_Material to process_
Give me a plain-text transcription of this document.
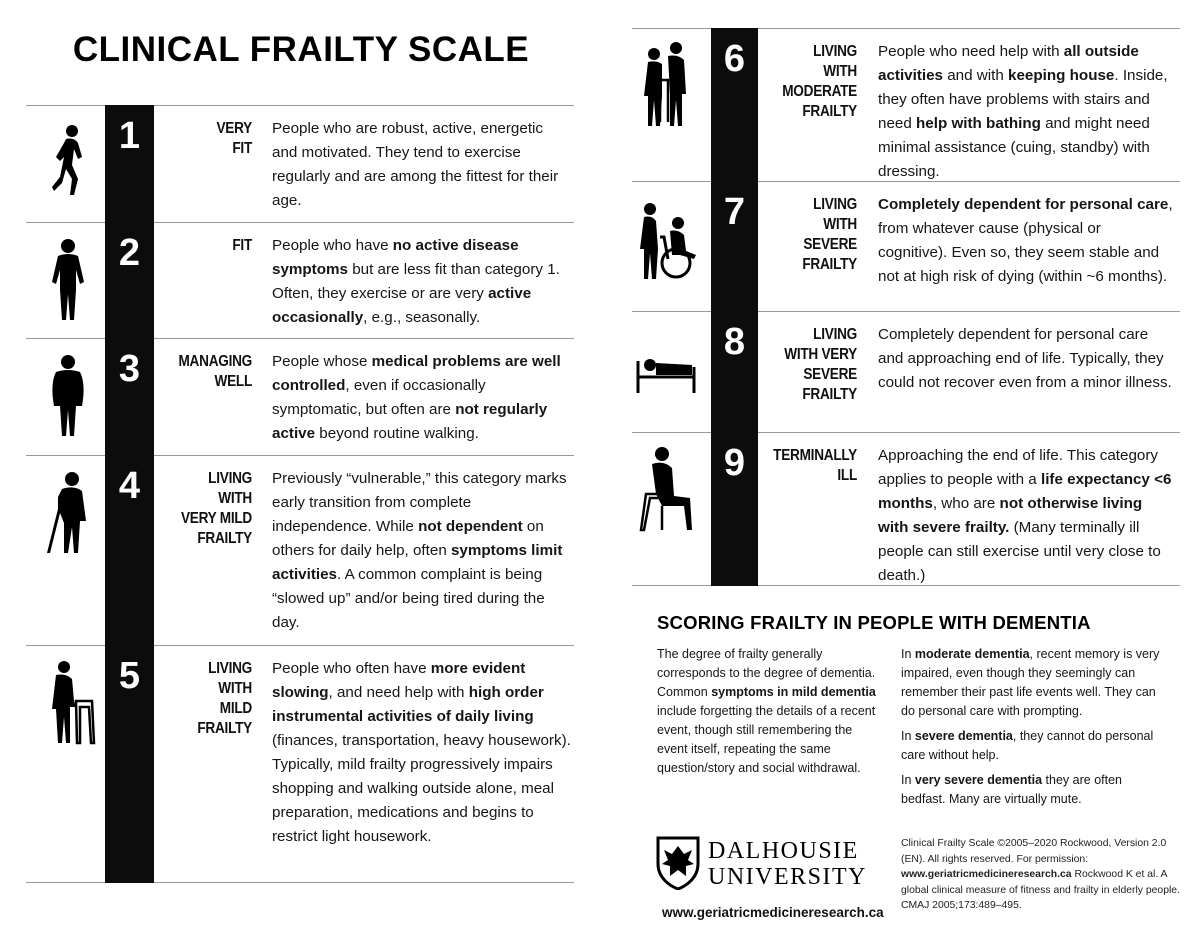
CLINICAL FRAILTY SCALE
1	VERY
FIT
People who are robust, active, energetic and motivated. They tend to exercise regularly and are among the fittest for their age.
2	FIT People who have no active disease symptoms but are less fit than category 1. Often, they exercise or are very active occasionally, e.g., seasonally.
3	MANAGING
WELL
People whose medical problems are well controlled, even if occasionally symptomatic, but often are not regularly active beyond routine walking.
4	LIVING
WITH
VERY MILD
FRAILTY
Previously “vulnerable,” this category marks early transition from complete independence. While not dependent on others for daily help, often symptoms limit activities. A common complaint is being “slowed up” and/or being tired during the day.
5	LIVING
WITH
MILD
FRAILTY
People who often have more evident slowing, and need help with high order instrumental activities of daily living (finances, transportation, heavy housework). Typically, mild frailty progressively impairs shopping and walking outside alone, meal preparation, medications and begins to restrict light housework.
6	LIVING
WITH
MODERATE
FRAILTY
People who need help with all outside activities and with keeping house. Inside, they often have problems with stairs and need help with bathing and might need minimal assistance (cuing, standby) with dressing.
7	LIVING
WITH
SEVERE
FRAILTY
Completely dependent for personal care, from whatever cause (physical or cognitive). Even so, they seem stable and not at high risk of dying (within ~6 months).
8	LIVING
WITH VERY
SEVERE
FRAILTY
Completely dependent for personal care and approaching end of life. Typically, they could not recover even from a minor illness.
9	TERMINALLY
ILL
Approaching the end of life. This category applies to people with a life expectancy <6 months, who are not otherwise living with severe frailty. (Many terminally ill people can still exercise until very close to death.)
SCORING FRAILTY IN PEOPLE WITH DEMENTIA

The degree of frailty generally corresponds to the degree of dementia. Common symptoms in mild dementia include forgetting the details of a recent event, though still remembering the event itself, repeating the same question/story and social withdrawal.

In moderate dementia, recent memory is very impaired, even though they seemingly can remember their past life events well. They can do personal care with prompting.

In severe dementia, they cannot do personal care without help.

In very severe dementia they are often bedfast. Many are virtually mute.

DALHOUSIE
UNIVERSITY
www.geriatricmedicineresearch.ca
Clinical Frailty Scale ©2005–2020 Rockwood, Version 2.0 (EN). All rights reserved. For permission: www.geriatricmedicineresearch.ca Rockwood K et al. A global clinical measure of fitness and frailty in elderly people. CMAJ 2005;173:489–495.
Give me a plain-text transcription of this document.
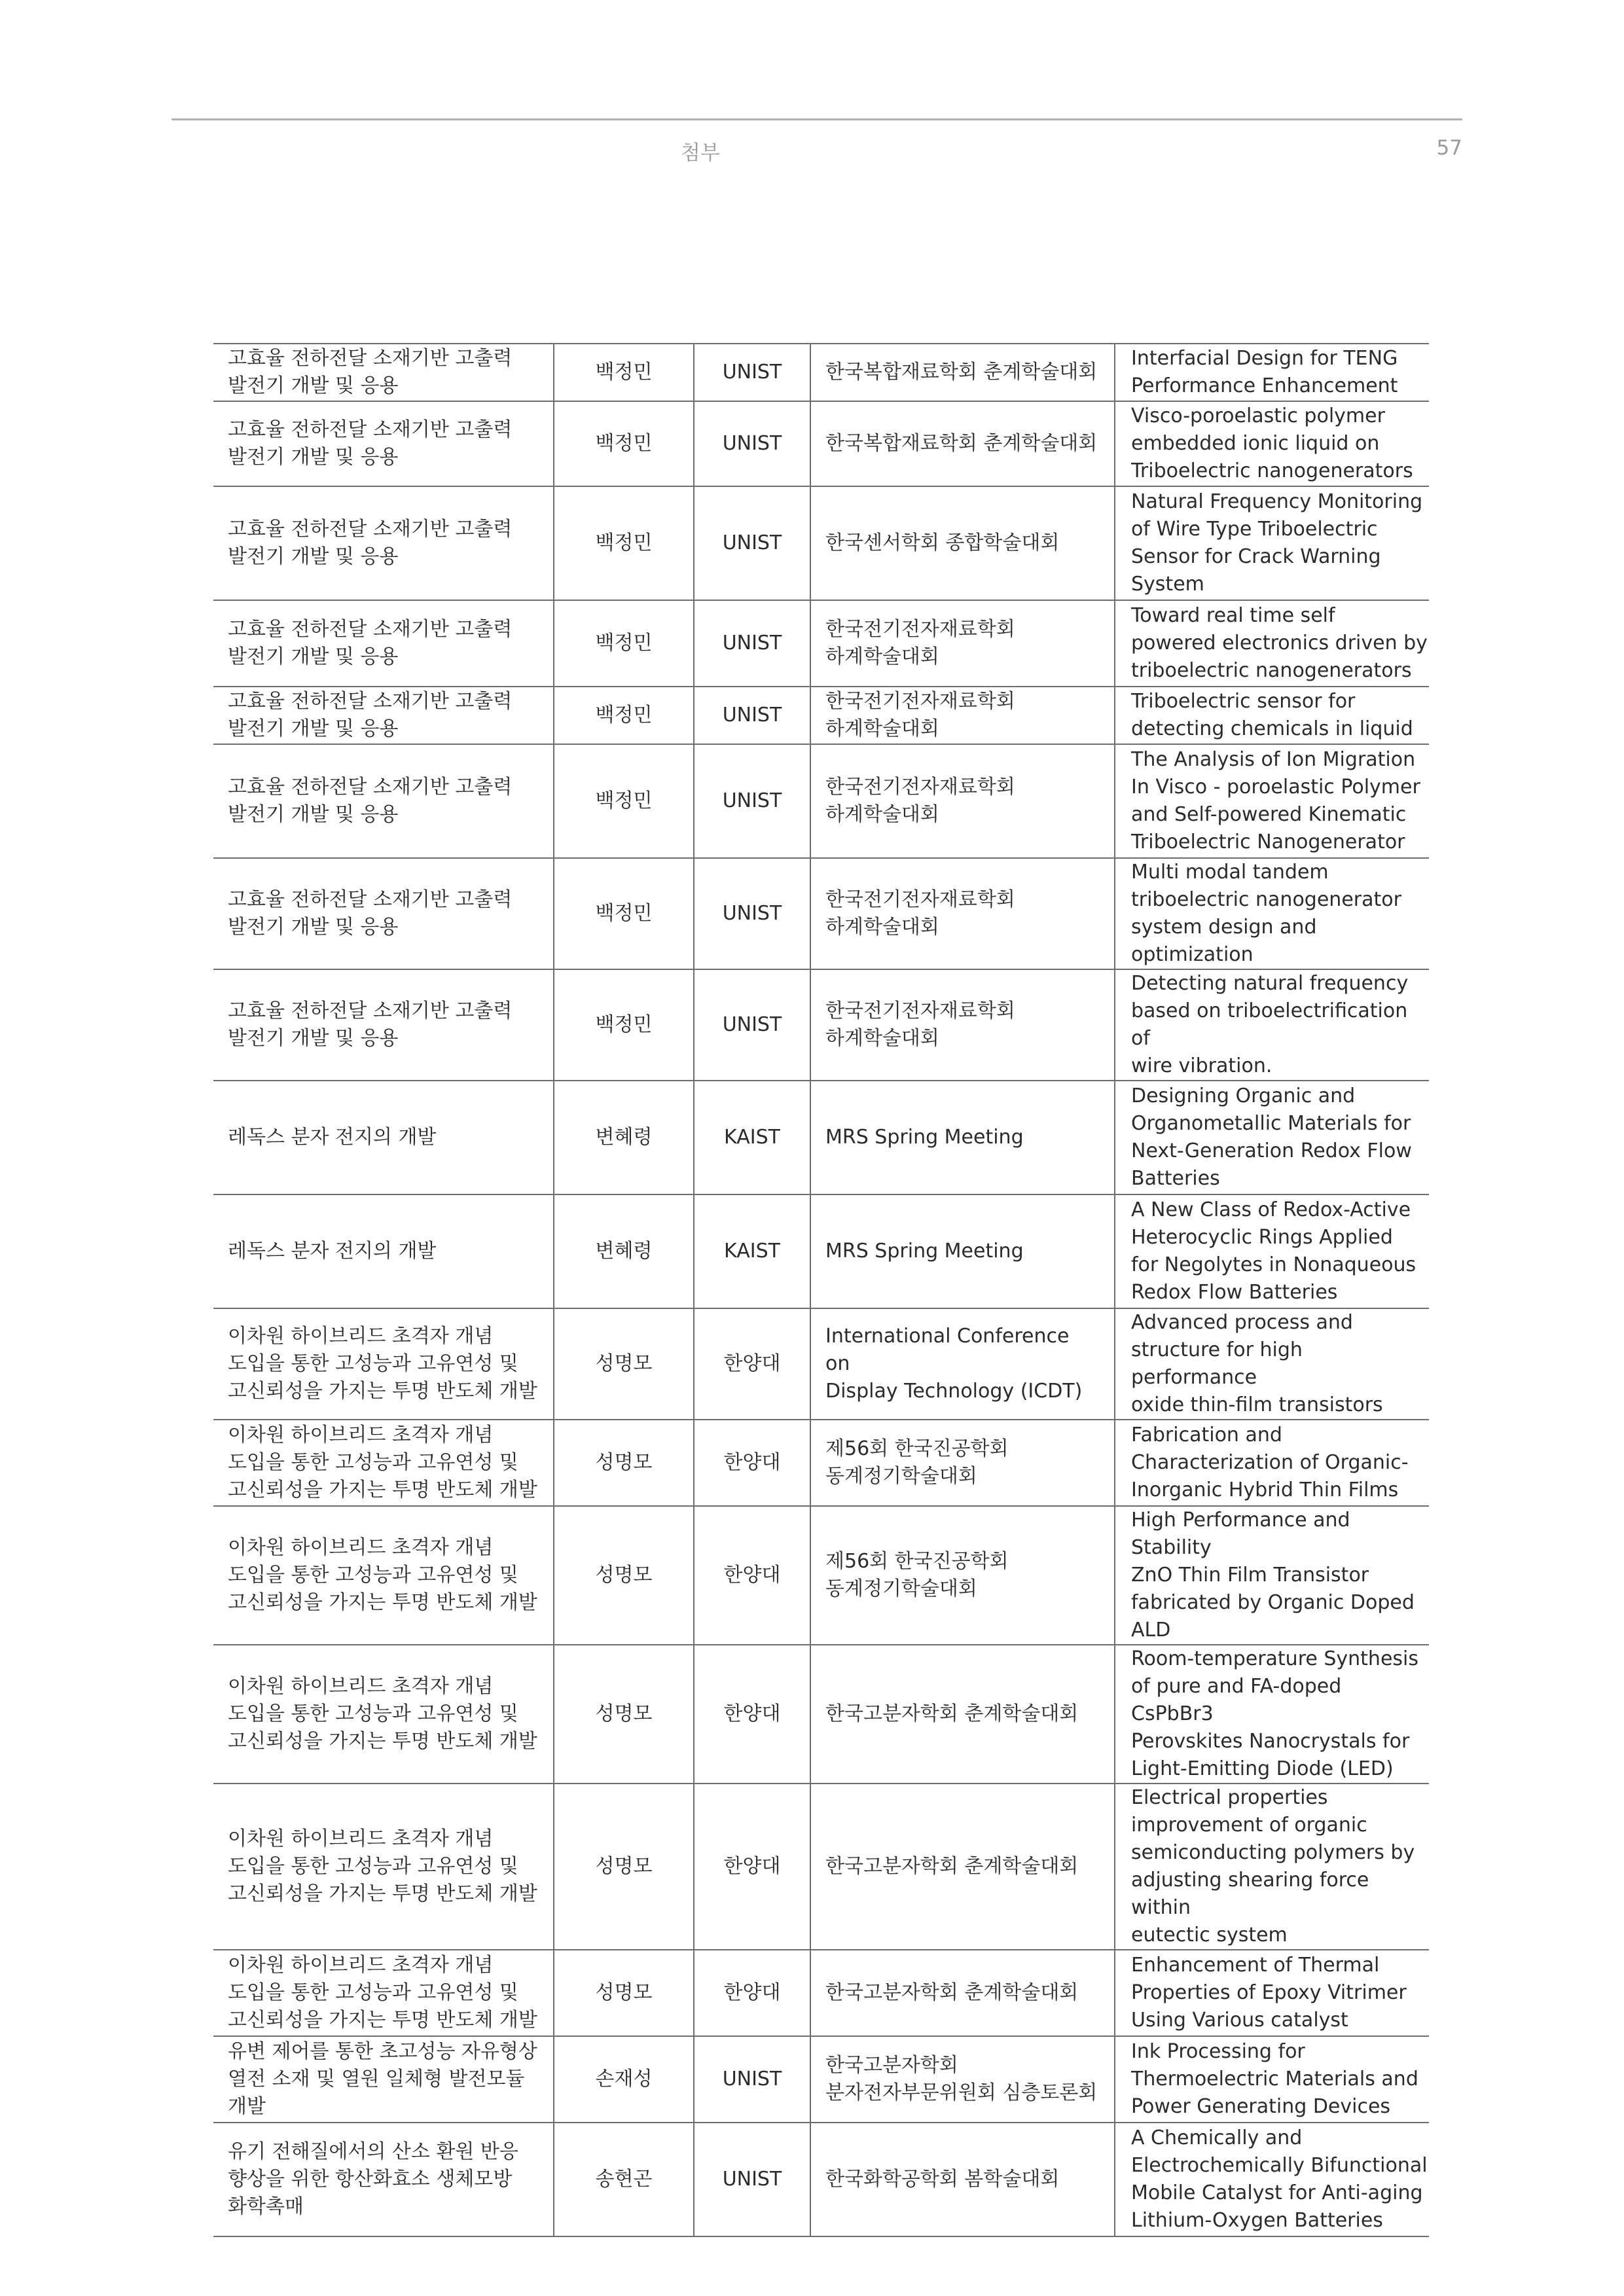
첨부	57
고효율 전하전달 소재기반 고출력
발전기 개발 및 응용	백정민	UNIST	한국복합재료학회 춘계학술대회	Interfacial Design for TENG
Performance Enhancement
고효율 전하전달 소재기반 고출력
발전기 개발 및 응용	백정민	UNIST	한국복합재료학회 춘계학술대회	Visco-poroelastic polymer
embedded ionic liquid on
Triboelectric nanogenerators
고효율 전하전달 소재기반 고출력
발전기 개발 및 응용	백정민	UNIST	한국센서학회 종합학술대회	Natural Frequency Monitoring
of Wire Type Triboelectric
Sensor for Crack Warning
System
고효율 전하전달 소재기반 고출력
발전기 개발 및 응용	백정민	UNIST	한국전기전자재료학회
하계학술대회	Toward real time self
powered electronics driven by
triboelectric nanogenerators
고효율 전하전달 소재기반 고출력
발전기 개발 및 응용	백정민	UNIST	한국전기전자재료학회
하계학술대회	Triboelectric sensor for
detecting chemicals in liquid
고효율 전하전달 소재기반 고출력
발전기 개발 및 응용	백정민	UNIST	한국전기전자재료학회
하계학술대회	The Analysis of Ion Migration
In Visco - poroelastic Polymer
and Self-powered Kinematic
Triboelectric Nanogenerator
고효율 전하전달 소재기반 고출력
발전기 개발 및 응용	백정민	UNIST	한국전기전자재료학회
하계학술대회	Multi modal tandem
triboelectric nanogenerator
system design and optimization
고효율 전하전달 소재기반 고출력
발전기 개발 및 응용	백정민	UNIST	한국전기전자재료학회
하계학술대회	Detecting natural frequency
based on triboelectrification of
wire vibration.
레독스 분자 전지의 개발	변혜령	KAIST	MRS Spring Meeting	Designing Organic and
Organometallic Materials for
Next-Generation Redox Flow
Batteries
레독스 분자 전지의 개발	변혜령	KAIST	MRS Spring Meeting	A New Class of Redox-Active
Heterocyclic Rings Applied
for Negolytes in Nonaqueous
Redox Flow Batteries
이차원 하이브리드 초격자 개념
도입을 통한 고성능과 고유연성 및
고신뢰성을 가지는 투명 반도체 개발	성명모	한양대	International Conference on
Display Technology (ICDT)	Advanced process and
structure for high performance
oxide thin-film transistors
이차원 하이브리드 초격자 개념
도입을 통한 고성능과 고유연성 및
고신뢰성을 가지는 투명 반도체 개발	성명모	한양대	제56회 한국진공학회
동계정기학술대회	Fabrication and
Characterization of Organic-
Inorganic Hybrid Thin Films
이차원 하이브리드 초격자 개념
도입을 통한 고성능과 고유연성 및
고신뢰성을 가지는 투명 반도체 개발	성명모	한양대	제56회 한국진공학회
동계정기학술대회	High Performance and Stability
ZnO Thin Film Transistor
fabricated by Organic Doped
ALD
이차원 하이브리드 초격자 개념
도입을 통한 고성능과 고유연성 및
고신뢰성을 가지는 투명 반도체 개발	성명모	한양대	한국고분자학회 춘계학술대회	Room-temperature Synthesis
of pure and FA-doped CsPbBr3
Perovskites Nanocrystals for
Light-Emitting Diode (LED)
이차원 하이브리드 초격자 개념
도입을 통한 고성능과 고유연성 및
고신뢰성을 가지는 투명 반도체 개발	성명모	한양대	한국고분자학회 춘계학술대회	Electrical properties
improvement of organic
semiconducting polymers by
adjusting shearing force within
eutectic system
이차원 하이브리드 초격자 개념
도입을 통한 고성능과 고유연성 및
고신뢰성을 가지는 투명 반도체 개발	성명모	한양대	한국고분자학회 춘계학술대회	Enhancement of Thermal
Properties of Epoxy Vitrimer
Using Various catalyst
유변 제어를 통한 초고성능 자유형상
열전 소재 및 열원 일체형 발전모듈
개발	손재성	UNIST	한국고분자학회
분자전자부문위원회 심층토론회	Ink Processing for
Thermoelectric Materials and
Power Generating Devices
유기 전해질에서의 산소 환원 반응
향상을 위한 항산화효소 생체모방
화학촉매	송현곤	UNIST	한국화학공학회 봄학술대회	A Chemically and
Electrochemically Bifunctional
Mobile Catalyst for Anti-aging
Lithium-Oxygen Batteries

_Exercise task_
Your copy should match the records word for word, with the pictures removed.

_Reply to the task_
Give me a plain-text transcription of this document.
CLINICAL FRAILTY SCALE
1	VERY
FIT
People who are robust, active, energetic and motivated. They tend to exercise regularly and are among the fittest for their age.
2	FIT People who have no active disease symptoms but are less fit than category 1. Often, they exercise or are very active occasionally, e.g., seasonally.
3	MANAGING
WELL
People whose medical problems are well controlled, even if occasionally symptomatic, but often are not regularly active beyond routine walking.
4	LIVING
WITH
VERY MILD
FRAILTY
Previously “vulnerable,” this category marks early transition from complete independence. While not dependent on others for daily help, often symptoms limit activities. A common complaint is being “slowed up” and/or being tired during the day.
5	LIVING
WITH
MILD
FRAILTY
People who often have more evident slowing, and need help with high order instrumental activities of daily living (finances, transportation, heavy housework). Typically, mild frailty progressively impairs shopping and walking outside alone, meal preparation, medications and begins to restrict light housework.
6	LIVING
WITH
MODERATE
FRAILTY
People who need help with all outside activities and with keeping house. Inside, they often have problems with stairs and need help with bathing and might need minimal assistance (cuing, standby) with dressing.
7	LIVING
WITH
SEVERE
FRAILTY
Completely dependent for personal care, from whatever cause (physical or cognitive). Even so, they seem stable and not at high risk of dying (within ~6 months).
8	LIVING
WITH VERY
SEVERE
FRAILTY
Completely dependent for personal care and approaching end of life. Typically, they could not recover even from a minor illness.
9	TERMINALLY
ILL
Approaching the end of life. This category applies to people with a life expectancy <6 months, who are not otherwise living with severe frailty. (Many terminally ill people can still exercise until very close to death.)
SCORING FRAILTY IN PEOPLE WITH DEMENTIA

The degree of frailty generally corresponds to the degree of dementia. Common symptoms in mild dementia include forgetting the details of a recent event, though still remembering the event itself, repeating the same question/story and social withdrawal.

In moderate dementia, recent memory is very impaired, even though they seemingly can remember their past life events well. They can do personal care with prompting.

In severe dementia, they cannot do personal care without help.

In very severe dementia they are often bedfast. Many are virtually mute.

DALHOUSIE
UNIVERSITY
www.geriatricmedicineresearch.ca
Clinical Frailty Scale ©2005–2020 Rockwood, Version 2.0 (EN). All rights reserved. For permission: www.geriatricmedicineresearch.ca Rockwood K et al. A global clinical measure of fitness and frailty in elderly people. CMAJ 2005;173:489–495.
Give me a plain-text transcription of this document.
첨부	57
고효율 전하전달 소재기반 고출력
발전기 개발 및 응용	백정민	UNIST	한국복합재료학회 춘계학술대회	Interfacial Design for TENG
Performance Enhancement
고효율 전하전달 소재기반 고출력
발전기 개발 및 응용	백정민	UNIST	한국복합재료학회 춘계학술대회	Visco-poroelastic polymer
embedded ionic liquid on
Triboelectric nanogenerators
고효율 전하전달 소재기반 고출력
발전기 개발 및 응용	백정민	UNIST	한국센서학회 종합학술대회	Natural Frequency Monitoring
of Wire Type Triboelectric
Sensor for Crack Warning
System
고효율 전하전달 소재기반 고출력
발전기 개발 및 응용	백정민	UNIST	한국전기전자재료학회
하계학술대회	Toward real time self
powered electronics driven by
triboelectric nanogenerators
고효율 전하전달 소재기반 고출력
발전기 개발 및 응용	백정민	UNIST	한국전기전자재료학회
하계학술대회	Triboelectric sensor for
detecting chemicals in liquid
고효율 전하전달 소재기반 고출력
발전기 개발 및 응용	백정민	UNIST	한국전기전자재료학회
하계학술대회	The Analysis of Ion Migration
In Visco - poroelastic Polymer
and Self-powered Kinematic
Triboelectric Nanogenerator
고효율 전하전달 소재기반 고출력
발전기 개발 및 응용	백정민	UNIST	한국전기전자재료학회
하계학술대회	Multi modal tandem
triboelectric nanogenerator
system design and optimization
고효율 전하전달 소재기반 고출력
발전기 개발 및 응용	백정민	UNIST	한국전기전자재료학회
하계학술대회	Detecting natural frequency
based on triboelectrification of
wire vibration.
레독스 분자 전지의 개발	변혜령	KAIST	MRS Spring Meeting	Designing Organic and
Organometallic Materials for
Next-Generation Redox Flow
Batteries
레독스 분자 전지의 개발	변혜령	KAIST	MRS Spring Meeting	A New Class of Redox-Active
Heterocyclic Rings Applied
for Negolytes in Nonaqueous
Redox Flow Batteries
이차원 하이브리드 초격자 개념
도입을 통한 고성능과 고유연성 및
고신뢰성을 가지는 투명 반도체 개발	성명모	한양대	International Conference on
Display Technology (ICDT)	Advanced process and
structure for high performance
oxide thin-film transistors
이차원 하이브리드 초격자 개념
도입을 통한 고성능과 고유연성 및
고신뢰성을 가지는 투명 반도체 개발	성명모	한양대	제56회 한국진공학회
동계정기학술대회	Fabrication and
Characterization of Organic-
Inorganic Hybrid Thin Films
이차원 하이브리드 초격자 개념
도입을 통한 고성능과 고유연성 및
고신뢰성을 가지는 투명 반도체 개발	성명모	한양대	제56회 한국진공학회
동계정기학술대회	High Performance and Stability
ZnO Thin Film Transistor
fabricated by Organic Doped
ALD
이차원 하이브리드 초격자 개념
도입을 통한 고성능과 고유연성 및
고신뢰성을 가지는 투명 반도체 개발	성명모	한양대	한국고분자학회 춘계학술대회	Room-temperature Synthesis
of pure and FA-doped CsPbBr3
Perovskites Nanocrystals for
Light-Emitting Diode (LED)
이차원 하이브리드 초격자 개념
도입을 통한 고성능과 고유연성 및
고신뢰성을 가지는 투명 반도체 개발	성명모	한양대	한국고분자학회 춘계학술대회	Electrical properties
improvement of organic
semiconducting polymers by
adjusting shearing force within
eutectic system
이차원 하이브리드 초격자 개념
도입을 통한 고성능과 고유연성 및
고신뢰성을 가지는 투명 반도체 개발	성명모	한양대	한국고분자학회 춘계학술대회	Enhancement of Thermal
Properties of Epoxy Vitrimer
Using Various catalyst
유변 제어를 통한 초고성능 자유형상
열전 소재 및 열원 일체형 발전모듈
개발	손재성	UNIST	한국고분자학회
분자전자부문위원회 심층토론회	Ink Processing for
Thermoelectric Materials and
Power Generating Devices
유기 전해질에서의 산소 환원 반응
향상을 위한 항산화효소 생체모방
화학촉매	송현곤	UNIST	한국화학공학회 봄학술대회	A Chemically and
Electrochemically Bifunctional
Mobile Catalyst for Anti-aging
Lithium-Oxygen Batteries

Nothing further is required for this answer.